What is required: Search the listing below for "more". Copy each matching line.

Some records:
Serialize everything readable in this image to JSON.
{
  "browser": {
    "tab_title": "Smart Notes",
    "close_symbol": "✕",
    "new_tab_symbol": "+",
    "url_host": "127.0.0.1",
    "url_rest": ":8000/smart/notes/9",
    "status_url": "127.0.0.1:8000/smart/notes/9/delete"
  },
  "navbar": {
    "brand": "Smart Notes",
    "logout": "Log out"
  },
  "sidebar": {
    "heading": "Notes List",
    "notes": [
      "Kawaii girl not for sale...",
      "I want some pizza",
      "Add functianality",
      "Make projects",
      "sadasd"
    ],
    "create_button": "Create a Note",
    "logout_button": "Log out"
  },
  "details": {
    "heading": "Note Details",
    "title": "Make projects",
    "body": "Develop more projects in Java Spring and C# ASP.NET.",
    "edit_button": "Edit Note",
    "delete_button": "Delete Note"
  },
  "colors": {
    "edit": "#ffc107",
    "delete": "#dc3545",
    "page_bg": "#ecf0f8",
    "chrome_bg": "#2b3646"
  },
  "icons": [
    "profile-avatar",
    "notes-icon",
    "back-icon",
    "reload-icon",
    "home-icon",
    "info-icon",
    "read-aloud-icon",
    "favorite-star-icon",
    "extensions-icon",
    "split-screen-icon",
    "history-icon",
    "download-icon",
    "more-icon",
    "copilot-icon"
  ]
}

* * *

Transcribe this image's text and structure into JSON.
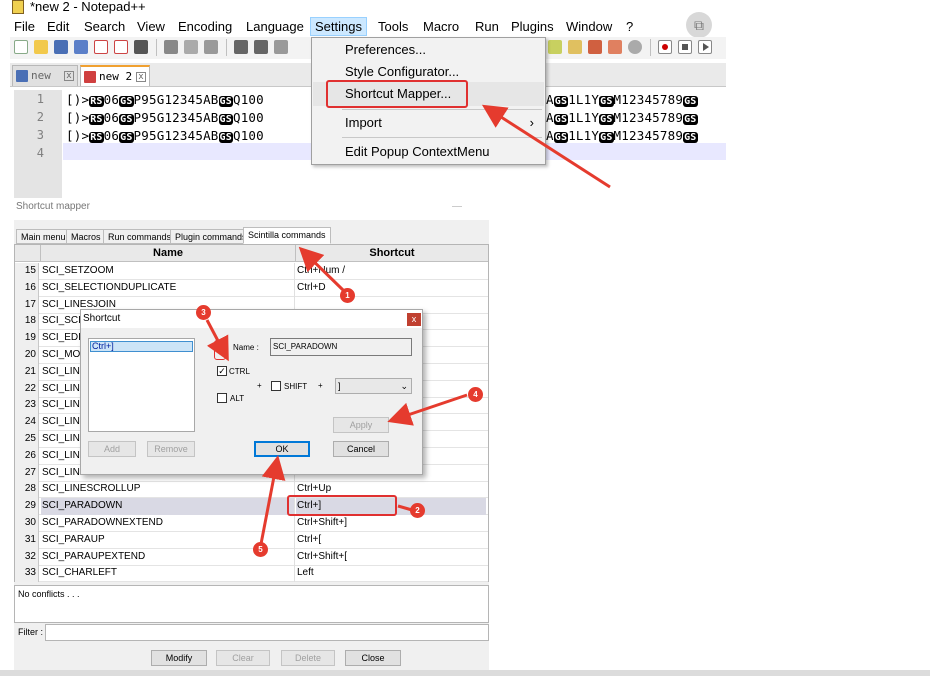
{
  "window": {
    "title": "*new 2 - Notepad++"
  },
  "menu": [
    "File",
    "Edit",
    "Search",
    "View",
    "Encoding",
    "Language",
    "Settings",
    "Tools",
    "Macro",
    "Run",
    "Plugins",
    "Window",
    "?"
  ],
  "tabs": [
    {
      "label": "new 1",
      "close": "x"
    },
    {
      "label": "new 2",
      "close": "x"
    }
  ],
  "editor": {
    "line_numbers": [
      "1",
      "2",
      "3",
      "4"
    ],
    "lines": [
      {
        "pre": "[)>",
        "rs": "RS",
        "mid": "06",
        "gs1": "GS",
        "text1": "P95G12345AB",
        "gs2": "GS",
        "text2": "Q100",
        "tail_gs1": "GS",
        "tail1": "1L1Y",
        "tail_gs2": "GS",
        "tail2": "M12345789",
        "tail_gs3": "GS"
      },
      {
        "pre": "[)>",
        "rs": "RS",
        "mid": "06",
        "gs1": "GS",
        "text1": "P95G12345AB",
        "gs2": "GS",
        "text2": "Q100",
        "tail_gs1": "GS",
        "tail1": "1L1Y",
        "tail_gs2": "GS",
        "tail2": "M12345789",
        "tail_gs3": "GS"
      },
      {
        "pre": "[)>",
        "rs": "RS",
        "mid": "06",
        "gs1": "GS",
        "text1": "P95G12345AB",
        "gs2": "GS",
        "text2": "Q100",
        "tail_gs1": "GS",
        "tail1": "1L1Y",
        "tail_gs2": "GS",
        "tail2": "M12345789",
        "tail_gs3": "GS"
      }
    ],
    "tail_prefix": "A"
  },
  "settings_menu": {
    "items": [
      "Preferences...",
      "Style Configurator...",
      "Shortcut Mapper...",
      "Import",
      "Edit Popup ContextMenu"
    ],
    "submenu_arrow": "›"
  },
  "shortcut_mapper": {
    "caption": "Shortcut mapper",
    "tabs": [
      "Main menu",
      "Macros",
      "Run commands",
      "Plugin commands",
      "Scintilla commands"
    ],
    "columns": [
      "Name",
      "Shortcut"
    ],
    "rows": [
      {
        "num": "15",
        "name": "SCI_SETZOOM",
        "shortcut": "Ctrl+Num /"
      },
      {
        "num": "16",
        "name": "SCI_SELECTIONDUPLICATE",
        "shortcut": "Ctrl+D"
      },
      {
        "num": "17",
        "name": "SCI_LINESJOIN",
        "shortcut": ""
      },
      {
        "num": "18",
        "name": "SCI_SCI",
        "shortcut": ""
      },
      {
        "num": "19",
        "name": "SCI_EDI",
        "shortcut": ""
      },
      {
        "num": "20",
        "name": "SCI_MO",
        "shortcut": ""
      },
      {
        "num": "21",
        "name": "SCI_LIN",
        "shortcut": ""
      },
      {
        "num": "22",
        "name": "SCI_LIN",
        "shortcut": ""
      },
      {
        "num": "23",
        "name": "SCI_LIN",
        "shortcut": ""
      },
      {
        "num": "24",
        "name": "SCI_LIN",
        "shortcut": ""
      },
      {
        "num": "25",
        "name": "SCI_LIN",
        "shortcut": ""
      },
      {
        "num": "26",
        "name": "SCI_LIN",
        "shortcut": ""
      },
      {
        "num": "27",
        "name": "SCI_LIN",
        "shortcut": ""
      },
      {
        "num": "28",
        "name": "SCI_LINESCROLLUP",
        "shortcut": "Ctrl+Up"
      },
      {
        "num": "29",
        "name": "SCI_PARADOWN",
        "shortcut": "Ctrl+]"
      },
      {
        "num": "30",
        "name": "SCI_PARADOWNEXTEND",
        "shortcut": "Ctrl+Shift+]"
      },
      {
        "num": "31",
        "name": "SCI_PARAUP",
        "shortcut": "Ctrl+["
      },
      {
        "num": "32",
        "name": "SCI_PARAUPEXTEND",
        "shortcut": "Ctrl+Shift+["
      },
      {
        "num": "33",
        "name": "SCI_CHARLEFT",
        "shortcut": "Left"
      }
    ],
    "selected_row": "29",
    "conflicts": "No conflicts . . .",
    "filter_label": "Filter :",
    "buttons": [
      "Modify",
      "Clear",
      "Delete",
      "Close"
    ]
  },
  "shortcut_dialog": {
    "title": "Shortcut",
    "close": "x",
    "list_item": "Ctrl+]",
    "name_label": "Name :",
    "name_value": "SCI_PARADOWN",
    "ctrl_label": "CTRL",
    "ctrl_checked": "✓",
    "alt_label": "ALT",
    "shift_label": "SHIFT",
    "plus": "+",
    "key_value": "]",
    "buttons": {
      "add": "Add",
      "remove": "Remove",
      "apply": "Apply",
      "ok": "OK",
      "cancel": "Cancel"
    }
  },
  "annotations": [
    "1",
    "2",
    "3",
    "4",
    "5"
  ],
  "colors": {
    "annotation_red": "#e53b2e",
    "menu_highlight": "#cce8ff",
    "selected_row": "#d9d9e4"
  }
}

Written response:
    "body": "Develop more projects in Java Spring and C# ASP.NET.",
    "more-icon",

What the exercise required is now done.